(Data entries for graphics)
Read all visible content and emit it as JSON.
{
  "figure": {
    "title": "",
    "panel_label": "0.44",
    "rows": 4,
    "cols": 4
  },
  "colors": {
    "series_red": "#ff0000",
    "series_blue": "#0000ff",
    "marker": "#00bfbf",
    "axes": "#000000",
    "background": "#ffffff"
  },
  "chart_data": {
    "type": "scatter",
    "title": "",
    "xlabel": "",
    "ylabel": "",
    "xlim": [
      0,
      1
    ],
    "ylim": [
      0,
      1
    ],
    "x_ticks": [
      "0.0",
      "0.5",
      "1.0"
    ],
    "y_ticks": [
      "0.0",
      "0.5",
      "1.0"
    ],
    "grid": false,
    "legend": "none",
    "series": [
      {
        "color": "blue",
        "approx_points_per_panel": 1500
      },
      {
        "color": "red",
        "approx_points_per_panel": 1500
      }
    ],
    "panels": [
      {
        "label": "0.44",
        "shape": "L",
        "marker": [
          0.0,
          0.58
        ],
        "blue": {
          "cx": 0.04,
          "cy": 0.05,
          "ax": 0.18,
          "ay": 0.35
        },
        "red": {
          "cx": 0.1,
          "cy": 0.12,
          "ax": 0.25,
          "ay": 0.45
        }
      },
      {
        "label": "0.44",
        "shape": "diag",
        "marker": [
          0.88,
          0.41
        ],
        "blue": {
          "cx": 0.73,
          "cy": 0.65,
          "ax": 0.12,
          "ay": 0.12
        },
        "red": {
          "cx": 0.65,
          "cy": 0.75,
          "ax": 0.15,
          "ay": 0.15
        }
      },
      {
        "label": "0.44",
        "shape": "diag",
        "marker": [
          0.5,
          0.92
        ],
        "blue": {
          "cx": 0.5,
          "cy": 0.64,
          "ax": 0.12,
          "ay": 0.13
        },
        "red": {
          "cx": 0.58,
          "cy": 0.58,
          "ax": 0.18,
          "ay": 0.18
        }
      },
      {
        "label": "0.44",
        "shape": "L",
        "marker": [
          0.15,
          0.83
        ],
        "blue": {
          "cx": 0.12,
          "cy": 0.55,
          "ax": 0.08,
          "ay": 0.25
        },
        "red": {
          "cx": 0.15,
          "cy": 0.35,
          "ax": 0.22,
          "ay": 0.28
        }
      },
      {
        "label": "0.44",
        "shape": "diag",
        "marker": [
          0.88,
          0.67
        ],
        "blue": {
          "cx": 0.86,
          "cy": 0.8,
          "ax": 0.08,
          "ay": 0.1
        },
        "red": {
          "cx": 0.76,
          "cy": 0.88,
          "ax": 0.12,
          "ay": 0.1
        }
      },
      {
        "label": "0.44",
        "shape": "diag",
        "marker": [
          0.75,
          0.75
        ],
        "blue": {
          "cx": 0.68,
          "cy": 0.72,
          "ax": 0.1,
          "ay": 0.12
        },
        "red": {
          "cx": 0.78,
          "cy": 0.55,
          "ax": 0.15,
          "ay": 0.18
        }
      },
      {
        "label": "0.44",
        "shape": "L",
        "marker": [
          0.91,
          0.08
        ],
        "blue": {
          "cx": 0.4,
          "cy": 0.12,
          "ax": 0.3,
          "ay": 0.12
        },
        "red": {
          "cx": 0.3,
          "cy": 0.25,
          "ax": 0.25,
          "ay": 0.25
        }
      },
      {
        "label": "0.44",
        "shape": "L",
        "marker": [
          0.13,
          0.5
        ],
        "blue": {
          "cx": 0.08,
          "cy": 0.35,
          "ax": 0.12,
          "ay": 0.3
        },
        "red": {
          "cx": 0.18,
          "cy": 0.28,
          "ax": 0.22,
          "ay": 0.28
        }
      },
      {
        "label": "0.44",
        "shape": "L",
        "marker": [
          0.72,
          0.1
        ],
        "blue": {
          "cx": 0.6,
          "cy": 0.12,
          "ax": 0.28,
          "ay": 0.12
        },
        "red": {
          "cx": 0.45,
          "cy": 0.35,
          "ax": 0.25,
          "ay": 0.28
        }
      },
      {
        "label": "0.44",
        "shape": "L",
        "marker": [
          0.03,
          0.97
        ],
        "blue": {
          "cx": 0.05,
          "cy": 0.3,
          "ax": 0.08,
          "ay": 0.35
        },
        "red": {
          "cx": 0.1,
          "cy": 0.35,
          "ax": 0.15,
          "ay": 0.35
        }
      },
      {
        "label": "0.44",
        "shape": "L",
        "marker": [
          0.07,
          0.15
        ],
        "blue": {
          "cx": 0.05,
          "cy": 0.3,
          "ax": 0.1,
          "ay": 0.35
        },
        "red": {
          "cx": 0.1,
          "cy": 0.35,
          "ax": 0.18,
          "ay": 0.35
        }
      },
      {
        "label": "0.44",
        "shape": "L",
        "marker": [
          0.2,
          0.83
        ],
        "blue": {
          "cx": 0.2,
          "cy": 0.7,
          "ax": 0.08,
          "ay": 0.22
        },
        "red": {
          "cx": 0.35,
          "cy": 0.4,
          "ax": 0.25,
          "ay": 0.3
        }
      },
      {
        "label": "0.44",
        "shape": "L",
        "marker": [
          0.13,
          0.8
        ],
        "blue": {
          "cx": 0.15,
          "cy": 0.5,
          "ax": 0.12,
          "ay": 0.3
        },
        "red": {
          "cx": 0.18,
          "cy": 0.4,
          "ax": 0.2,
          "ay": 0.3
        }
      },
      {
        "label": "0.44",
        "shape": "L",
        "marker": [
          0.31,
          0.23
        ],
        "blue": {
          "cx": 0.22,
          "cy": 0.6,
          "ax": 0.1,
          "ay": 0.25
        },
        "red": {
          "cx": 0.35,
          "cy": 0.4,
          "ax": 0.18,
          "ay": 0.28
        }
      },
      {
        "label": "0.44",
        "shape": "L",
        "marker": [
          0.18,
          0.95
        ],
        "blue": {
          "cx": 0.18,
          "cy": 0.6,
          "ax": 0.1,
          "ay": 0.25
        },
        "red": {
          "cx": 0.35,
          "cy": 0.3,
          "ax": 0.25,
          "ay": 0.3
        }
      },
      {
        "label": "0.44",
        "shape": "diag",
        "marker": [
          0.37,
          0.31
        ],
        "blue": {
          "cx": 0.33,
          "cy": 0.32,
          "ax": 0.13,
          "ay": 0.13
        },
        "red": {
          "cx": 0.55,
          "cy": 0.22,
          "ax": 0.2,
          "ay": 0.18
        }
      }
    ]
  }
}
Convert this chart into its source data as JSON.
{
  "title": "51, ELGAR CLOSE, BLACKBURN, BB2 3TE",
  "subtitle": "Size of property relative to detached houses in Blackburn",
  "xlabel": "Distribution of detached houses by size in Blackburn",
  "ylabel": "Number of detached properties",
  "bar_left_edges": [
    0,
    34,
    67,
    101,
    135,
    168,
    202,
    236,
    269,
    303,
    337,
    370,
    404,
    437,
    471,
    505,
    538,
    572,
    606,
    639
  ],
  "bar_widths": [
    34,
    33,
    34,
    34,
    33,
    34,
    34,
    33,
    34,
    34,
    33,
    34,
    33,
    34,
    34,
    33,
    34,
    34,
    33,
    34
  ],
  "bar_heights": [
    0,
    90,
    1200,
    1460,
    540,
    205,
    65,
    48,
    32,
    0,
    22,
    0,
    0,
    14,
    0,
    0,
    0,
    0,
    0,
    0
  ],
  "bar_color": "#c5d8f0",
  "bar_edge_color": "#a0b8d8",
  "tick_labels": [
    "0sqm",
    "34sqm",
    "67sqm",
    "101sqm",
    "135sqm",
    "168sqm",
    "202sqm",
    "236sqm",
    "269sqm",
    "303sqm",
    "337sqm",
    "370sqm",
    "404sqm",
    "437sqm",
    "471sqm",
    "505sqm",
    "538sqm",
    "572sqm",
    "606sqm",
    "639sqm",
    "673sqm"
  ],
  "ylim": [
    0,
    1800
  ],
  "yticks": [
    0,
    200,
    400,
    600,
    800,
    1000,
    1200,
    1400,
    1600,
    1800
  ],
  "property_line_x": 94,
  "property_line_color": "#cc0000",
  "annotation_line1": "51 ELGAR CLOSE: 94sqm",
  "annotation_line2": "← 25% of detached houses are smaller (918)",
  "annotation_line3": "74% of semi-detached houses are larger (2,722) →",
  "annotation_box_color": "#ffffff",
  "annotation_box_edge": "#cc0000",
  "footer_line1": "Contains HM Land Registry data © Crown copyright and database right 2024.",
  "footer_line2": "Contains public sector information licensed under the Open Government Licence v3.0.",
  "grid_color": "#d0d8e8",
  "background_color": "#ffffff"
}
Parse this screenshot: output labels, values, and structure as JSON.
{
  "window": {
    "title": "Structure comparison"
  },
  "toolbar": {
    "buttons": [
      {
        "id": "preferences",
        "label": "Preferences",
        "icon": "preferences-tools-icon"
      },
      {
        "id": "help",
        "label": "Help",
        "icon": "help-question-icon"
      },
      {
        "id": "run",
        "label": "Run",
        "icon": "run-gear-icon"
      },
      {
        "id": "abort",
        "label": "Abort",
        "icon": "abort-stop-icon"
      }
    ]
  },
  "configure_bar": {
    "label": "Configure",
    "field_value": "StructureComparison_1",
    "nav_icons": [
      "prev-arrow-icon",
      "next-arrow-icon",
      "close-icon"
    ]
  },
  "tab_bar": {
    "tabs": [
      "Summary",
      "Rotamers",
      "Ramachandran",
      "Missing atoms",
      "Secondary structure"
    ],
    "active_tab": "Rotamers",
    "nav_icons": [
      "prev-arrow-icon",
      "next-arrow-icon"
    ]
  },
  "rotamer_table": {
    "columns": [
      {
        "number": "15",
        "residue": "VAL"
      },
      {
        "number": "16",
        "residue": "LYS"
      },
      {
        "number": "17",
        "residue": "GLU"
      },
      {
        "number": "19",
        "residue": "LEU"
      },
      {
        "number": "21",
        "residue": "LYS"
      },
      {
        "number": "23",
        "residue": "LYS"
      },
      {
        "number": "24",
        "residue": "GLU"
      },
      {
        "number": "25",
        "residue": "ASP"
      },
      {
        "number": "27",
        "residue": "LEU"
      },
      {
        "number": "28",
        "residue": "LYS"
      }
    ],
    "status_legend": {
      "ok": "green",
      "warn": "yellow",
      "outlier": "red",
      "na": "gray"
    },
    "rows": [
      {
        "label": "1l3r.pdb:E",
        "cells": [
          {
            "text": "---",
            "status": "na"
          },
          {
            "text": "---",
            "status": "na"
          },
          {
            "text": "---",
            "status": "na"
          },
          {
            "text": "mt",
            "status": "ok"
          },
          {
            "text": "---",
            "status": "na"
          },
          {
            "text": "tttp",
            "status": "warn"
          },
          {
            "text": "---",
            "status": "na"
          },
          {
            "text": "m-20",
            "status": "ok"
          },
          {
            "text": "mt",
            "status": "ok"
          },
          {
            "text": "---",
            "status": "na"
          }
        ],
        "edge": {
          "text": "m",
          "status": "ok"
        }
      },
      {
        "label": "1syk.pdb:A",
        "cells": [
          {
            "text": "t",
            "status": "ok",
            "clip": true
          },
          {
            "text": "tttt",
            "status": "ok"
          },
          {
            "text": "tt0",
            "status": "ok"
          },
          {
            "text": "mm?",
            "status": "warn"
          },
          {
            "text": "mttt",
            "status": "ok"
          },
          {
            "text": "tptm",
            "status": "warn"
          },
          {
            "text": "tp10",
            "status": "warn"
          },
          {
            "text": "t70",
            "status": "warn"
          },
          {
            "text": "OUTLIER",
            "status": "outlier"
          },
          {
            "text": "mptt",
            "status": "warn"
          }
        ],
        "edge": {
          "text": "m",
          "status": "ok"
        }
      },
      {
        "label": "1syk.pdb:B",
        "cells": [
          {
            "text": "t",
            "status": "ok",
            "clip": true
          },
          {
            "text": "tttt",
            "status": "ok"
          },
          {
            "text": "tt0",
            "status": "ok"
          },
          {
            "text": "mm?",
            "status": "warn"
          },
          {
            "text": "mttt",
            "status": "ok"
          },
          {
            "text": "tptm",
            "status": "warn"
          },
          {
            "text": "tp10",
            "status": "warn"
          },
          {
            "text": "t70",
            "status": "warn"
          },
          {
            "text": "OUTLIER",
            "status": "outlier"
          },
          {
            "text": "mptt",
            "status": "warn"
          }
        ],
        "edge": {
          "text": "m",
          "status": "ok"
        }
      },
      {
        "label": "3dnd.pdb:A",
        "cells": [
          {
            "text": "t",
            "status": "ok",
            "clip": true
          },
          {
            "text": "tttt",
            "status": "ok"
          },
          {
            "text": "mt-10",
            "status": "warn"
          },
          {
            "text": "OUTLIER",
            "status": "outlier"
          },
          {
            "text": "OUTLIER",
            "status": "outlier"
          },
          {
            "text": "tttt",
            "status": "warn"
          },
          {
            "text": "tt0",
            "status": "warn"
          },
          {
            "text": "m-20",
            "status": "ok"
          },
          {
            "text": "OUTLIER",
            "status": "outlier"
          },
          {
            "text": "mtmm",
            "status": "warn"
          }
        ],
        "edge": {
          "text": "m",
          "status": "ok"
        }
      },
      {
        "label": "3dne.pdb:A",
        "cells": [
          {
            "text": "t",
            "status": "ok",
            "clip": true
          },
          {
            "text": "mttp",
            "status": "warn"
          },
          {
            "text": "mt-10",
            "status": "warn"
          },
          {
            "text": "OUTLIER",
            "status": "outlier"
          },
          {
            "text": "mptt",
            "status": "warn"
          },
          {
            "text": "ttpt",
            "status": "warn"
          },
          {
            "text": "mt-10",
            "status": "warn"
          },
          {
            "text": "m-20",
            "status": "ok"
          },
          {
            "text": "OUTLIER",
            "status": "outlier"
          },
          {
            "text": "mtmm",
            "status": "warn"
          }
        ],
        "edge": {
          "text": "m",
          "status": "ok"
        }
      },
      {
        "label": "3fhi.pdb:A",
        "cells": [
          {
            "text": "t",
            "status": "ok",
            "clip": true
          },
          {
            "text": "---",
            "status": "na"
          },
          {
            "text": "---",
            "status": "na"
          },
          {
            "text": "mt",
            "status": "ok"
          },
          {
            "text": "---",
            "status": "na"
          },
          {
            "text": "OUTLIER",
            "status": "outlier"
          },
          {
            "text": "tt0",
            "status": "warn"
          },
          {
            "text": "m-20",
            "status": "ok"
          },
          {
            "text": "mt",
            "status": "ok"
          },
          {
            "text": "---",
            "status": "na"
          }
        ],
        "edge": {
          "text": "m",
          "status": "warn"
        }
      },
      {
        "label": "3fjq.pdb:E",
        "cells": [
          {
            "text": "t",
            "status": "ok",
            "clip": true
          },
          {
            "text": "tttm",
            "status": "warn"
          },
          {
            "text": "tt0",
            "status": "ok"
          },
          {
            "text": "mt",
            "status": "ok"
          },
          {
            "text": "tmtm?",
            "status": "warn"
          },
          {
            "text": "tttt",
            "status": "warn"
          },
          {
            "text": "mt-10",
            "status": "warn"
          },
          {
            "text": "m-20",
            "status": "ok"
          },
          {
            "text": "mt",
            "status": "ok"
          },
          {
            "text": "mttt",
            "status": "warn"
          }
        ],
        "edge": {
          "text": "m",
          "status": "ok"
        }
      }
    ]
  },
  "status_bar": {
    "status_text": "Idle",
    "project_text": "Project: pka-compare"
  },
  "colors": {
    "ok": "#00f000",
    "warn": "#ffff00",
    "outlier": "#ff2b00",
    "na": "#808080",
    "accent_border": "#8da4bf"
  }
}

Task brief
Extract from the data every line where "ffffff" shows up.

Written response
    "background": "#ffffff"
  "annotation_box_color": "#ffffff",
  "background_color": "#ffffff"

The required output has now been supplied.